### Exercise:
Check each line for the string "ffffff" and give only the count of lines that have it.

[Figure record extracts]
— Begin —
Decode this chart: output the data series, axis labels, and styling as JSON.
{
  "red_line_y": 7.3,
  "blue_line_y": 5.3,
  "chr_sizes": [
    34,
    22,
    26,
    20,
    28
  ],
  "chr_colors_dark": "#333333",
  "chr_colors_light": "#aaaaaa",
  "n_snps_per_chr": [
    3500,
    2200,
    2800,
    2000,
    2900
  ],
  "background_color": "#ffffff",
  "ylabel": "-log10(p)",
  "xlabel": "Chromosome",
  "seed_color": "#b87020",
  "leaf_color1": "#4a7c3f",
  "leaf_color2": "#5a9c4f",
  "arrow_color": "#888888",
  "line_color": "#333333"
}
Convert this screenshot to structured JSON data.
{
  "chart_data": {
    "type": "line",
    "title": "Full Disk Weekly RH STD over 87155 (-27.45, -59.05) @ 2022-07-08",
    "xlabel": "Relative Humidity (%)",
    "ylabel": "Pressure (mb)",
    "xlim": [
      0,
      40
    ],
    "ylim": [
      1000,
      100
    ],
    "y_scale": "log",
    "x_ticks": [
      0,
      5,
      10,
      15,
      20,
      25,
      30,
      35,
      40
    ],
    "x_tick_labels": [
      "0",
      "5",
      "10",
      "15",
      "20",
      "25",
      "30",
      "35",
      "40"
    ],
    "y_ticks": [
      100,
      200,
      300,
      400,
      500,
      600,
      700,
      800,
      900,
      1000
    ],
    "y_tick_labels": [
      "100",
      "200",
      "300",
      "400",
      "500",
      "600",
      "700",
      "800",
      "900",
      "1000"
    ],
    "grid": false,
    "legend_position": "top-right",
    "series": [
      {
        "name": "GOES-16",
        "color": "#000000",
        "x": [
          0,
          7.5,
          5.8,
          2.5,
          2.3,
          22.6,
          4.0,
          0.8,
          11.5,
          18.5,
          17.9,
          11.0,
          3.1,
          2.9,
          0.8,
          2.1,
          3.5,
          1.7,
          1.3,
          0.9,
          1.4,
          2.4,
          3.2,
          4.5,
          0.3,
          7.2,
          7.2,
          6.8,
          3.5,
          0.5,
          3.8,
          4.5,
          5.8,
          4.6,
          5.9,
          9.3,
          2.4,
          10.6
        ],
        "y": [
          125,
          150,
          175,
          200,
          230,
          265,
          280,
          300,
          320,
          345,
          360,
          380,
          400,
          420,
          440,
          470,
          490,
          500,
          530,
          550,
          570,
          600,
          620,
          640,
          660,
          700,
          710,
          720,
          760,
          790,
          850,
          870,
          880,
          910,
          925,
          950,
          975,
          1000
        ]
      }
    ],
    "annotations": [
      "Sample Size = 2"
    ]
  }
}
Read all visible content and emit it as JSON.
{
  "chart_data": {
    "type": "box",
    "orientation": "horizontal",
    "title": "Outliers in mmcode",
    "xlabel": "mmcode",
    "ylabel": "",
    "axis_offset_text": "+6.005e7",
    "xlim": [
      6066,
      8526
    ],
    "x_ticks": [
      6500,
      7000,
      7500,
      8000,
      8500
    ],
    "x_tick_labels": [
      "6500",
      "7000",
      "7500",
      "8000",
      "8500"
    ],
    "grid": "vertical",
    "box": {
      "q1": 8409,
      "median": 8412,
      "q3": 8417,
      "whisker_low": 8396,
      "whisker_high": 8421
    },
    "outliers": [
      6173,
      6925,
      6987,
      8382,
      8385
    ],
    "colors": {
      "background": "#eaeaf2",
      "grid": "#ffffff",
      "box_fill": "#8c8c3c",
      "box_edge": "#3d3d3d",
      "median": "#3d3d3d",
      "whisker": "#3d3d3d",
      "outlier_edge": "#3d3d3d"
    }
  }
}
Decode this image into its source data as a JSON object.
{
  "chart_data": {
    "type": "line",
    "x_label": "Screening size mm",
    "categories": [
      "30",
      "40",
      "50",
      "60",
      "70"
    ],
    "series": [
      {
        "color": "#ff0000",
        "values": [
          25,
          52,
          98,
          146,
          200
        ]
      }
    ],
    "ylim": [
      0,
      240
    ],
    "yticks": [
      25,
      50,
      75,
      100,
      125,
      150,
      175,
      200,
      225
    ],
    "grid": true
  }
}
— End —
### Written answer:
2